What this task involves: How many lines of the listing contain the word "again"? Reply with the number alone.

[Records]
*-*-*
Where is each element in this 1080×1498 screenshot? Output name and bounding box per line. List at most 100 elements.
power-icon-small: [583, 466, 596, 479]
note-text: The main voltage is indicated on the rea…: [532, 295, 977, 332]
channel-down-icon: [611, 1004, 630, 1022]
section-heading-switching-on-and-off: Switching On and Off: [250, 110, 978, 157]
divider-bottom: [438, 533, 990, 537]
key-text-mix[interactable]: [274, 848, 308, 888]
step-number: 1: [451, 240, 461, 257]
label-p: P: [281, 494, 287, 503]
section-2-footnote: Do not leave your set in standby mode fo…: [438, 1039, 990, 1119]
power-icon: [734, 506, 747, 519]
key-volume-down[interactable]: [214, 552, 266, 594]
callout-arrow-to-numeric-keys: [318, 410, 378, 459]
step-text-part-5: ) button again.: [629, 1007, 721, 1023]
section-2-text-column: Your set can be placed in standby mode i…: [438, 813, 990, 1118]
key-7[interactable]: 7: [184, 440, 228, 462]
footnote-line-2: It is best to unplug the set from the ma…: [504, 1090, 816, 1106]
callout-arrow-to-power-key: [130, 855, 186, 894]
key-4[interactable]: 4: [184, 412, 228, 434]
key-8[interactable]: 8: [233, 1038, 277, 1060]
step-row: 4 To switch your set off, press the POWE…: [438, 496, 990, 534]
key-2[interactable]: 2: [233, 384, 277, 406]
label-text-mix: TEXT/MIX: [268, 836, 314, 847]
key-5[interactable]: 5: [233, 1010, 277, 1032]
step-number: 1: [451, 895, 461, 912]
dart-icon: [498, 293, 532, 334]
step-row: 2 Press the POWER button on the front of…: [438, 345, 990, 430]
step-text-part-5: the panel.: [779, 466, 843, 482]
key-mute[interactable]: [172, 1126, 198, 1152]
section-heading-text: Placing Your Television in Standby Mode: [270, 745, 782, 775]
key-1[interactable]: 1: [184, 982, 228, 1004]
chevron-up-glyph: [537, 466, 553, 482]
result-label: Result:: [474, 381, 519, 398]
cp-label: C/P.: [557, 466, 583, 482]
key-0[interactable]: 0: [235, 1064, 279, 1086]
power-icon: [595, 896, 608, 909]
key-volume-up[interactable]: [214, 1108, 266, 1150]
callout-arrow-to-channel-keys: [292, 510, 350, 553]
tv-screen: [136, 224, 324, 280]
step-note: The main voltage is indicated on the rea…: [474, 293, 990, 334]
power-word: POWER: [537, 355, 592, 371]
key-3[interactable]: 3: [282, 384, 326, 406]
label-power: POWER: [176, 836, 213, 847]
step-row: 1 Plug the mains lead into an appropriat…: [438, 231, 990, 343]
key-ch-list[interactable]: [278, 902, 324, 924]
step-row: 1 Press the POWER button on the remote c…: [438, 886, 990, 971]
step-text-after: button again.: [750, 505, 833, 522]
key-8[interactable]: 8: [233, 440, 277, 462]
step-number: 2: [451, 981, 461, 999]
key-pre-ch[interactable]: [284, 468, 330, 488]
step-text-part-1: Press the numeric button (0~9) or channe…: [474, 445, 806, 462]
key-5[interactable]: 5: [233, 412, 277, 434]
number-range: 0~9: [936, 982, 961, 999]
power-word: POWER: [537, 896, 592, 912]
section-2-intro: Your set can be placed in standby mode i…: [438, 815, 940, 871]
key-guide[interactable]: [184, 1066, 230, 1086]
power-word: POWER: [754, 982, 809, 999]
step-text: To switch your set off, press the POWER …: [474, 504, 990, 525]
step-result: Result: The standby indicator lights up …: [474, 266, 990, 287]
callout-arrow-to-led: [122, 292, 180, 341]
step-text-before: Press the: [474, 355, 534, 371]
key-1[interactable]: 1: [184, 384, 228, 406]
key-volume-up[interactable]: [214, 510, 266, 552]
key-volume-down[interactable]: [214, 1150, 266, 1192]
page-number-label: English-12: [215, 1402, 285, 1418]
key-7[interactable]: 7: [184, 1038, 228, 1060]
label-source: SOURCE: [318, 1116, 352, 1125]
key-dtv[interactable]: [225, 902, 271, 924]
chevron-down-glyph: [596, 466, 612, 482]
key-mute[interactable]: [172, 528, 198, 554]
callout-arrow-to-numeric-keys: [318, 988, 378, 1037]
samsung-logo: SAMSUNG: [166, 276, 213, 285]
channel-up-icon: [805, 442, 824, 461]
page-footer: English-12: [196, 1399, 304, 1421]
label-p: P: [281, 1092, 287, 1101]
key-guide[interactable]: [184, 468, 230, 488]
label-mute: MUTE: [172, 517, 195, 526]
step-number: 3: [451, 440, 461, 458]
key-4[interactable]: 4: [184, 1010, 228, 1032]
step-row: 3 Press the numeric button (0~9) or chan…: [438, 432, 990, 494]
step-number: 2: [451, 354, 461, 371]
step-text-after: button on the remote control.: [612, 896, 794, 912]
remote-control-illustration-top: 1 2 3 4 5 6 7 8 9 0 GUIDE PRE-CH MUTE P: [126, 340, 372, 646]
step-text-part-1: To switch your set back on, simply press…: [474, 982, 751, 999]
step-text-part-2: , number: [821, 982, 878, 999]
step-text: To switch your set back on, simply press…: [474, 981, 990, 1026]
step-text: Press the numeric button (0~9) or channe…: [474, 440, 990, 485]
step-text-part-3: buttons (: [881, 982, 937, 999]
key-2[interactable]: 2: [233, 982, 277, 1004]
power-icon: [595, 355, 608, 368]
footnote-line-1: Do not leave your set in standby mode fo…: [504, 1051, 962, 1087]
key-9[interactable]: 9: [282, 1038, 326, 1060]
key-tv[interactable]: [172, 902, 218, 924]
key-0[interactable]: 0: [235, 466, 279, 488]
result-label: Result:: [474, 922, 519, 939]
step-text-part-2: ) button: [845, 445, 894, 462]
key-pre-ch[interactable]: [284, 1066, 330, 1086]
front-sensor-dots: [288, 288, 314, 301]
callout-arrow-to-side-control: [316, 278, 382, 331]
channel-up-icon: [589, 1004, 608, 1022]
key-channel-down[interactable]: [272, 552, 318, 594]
*-*-*
Solution to this problem: 2